*Given exercise*
Keep the wording of each record exactly the same when you repeat it, and leave out pictures.

*Collected data*

# # #

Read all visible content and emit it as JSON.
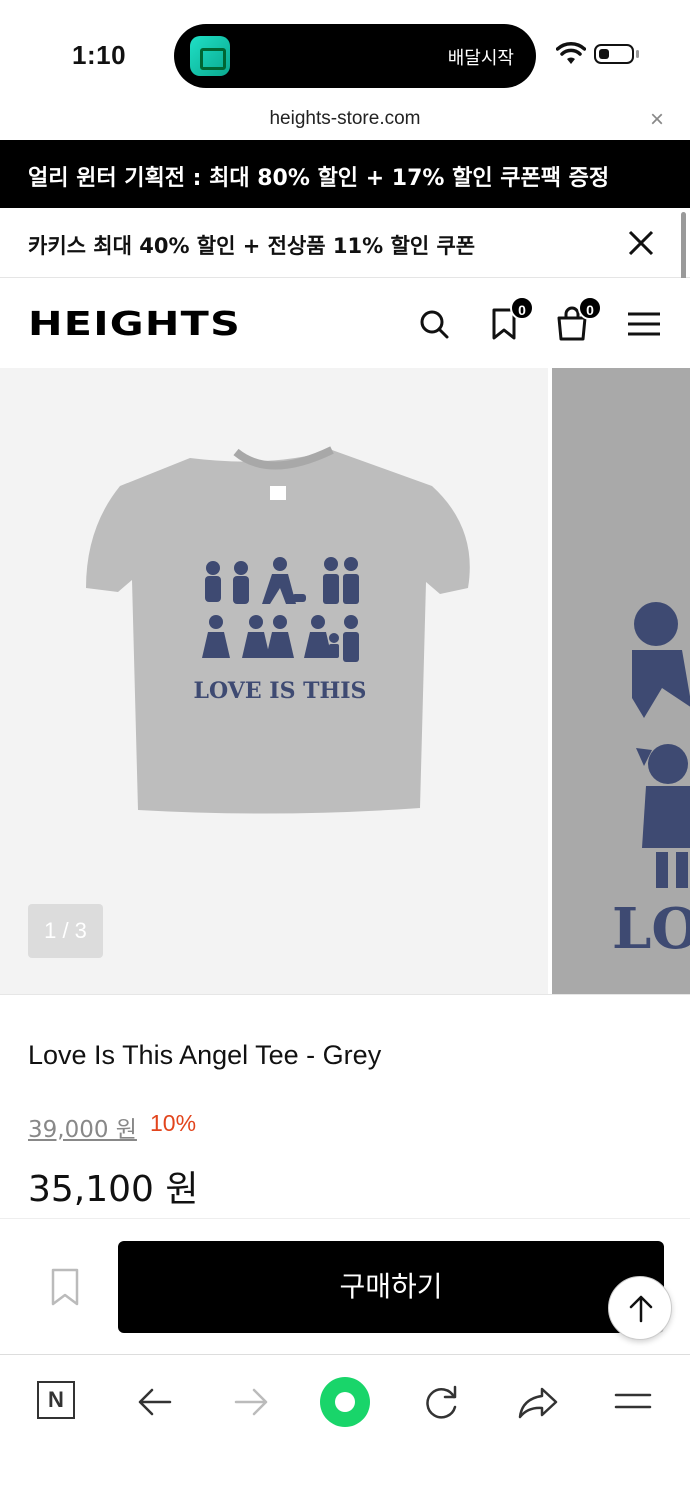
{
  "status_bar": {
    "time": "1:10",
    "island_text": "배달시작"
  },
  "browser": {
    "url": "heights-store.com",
    "close_glyph": "×"
  },
  "promos": {
    "top_banner": "얼리 윈터 기획전 : 최대 80% 할인 + 17% 할인 쿠폰팩 증정",
    "second_banner": "카키스 최대 40% 할인 + 전상품 11% 할인 쿠폰"
  },
  "header": {
    "logo": "HEIGHTS",
    "wishlist_count": "0",
    "cart_count": "0"
  },
  "gallery": {
    "pager": "1 / 3",
    "shirt_print_text": "LOVE IS THIS",
    "next_slide_text": "LO"
  },
  "product": {
    "name": "Love Is This Angel Tee - Grey",
    "original_price": "39,000 원",
    "discount": "10%",
    "price": "35,100 원"
  },
  "actions": {
    "buy_label": "구매하기"
  },
  "toolbar": {
    "n_label": "N"
  },
  "colors": {
    "accent": "#19d56a",
    "discount": "#e2451d",
    "print_navy": "#3e4a72"
  }
}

# # #

*Full solution*
Read all visible content and emit it as JSON.
{
  "status_bar": {
    "time": "1:10",
    "island_text": "배달시작"
  },
  "browser": {
    "url": "heights-store.com",
    "close_glyph": "×"
  },
  "promos": {
    "top_banner": "얼리 윈터 기획전 : 최대 80% 할인 + 17% 할인 쿠폰팩 증정",
    "second_banner": "카키스 최대 40% 할인 + 전상품 11% 할인 쿠폰"
  },
  "header": {
    "logo": "HEIGHTS",
    "wishlist_count": "0",
    "cart_count": "0"
  },
  "gallery": {
    "pager": "1 / 3",
    "shirt_print_text": "LOVE IS THIS",
    "next_slide_text": "LO"
  },
  "product": {
    "name": "Love Is This Angel Tee - Grey",
    "original_price": "39,000 원",
    "discount": "10%",
    "price": "35,100 원"
  },
  "actions": {
    "buy_label": "구매하기"
  },
  "toolbar": {
    "n_label": "N"
  },
  "colors": {
    "accent": "#19d56a",
    "discount": "#e2451d",
    "print_navy": "#3e4a72"
  }
}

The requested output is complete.